Input:
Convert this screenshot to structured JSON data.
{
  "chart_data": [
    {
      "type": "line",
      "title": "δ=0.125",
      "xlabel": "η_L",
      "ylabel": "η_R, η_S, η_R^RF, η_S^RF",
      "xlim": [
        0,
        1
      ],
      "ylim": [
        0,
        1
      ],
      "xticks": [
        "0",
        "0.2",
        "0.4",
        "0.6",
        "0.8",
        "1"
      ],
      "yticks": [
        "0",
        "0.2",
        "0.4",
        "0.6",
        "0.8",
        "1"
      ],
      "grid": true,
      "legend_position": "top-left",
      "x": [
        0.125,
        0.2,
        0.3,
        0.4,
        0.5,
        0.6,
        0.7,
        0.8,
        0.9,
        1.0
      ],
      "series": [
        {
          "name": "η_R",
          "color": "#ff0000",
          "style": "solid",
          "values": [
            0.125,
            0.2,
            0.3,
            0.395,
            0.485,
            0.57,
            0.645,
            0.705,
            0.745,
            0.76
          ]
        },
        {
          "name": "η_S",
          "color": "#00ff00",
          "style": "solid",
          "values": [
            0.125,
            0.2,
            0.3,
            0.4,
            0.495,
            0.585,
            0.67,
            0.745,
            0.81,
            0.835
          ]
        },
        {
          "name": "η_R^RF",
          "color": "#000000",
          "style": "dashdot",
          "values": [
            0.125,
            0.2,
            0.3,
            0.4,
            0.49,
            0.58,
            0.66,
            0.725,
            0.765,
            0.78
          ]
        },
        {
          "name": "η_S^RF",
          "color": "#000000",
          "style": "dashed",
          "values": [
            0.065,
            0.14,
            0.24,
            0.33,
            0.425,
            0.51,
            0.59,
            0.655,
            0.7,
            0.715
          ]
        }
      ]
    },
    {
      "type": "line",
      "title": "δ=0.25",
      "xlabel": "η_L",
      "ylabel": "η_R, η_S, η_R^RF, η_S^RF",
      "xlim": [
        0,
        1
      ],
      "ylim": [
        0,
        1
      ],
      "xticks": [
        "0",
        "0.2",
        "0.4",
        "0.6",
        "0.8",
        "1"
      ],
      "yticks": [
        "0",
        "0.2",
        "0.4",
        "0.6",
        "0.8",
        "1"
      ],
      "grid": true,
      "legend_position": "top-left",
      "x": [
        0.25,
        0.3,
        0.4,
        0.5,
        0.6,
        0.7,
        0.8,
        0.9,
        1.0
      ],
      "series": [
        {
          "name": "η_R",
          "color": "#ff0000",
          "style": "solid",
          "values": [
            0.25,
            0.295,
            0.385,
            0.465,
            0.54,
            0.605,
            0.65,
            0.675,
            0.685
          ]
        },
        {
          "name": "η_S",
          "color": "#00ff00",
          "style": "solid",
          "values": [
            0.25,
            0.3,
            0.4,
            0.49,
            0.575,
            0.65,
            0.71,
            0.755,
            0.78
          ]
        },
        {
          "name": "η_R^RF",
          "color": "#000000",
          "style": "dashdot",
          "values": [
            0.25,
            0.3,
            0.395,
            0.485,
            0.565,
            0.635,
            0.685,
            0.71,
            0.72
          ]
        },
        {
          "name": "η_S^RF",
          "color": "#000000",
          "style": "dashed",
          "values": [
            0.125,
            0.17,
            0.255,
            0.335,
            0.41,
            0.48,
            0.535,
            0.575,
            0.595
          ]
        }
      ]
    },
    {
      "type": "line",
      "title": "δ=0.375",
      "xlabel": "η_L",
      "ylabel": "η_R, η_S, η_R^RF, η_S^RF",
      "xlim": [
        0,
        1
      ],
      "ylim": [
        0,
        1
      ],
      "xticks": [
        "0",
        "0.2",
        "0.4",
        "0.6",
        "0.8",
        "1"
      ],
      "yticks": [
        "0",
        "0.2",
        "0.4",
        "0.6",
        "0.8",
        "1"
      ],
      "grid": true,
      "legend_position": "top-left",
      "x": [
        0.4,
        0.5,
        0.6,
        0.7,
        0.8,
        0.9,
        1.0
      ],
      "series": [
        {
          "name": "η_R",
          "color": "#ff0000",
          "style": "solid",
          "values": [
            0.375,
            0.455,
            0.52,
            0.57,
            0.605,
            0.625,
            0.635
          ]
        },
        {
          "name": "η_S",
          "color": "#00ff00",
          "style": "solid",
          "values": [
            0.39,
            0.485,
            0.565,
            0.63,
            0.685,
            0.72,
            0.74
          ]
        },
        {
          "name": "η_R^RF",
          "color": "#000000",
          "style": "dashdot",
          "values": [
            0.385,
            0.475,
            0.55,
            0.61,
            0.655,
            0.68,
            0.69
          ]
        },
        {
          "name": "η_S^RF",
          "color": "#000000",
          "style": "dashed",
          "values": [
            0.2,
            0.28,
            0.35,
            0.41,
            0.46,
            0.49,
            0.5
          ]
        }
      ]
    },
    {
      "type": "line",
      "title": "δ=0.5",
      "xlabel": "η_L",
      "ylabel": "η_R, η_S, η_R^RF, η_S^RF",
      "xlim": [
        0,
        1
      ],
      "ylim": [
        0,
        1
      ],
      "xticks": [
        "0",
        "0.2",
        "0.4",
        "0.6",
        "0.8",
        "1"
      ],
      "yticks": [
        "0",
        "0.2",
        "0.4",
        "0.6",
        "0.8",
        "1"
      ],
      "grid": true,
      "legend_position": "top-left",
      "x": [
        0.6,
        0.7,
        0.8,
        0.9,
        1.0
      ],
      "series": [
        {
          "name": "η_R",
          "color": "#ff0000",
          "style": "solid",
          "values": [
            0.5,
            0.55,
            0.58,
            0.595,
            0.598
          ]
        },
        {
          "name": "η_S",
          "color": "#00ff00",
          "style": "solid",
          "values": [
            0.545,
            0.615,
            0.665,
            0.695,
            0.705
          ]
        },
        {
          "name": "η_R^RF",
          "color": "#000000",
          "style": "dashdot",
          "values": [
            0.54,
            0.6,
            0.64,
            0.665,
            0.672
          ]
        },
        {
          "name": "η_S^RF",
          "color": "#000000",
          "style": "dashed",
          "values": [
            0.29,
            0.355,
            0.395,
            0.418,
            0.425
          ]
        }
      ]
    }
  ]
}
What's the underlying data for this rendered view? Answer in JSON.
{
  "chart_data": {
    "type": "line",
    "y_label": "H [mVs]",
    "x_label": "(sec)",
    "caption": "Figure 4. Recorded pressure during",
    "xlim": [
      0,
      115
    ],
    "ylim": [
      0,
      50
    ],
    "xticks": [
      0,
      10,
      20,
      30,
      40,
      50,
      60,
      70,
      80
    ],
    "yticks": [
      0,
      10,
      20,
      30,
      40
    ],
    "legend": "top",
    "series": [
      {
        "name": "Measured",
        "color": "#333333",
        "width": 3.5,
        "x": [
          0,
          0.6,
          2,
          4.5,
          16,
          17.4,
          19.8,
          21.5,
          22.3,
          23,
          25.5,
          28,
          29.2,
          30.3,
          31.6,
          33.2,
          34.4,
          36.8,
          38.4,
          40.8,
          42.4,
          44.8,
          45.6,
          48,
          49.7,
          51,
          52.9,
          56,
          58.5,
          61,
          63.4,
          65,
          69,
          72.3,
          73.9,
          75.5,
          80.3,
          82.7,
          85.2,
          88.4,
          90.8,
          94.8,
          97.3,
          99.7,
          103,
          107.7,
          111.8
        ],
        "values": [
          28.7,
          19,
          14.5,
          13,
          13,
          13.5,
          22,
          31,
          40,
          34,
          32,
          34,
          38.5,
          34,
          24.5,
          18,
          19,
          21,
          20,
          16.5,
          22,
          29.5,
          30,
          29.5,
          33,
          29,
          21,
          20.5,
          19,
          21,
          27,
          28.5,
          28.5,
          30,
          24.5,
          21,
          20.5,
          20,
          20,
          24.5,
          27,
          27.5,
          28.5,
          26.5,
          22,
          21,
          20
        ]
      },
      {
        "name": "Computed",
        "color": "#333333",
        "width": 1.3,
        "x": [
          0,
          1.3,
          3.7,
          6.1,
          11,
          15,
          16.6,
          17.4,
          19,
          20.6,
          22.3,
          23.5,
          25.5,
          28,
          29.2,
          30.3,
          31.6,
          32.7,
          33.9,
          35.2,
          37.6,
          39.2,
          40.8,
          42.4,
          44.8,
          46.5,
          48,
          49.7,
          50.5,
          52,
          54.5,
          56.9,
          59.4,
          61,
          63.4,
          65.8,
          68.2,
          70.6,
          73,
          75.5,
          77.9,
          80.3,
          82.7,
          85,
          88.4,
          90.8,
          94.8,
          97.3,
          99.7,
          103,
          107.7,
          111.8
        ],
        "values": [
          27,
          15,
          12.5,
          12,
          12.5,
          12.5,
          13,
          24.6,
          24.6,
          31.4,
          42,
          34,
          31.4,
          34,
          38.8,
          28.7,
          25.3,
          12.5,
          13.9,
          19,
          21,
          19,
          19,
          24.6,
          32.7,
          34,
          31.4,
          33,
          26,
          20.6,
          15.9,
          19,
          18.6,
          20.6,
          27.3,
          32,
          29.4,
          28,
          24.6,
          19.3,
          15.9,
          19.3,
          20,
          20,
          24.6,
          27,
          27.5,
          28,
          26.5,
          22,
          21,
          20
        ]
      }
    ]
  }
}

Required task: Go through the entries and return each line where the word "this" appears.

The solution:
Convert this screenshot to structured JSON data.
What's the underlying data for this rendered view? Answer in JSON.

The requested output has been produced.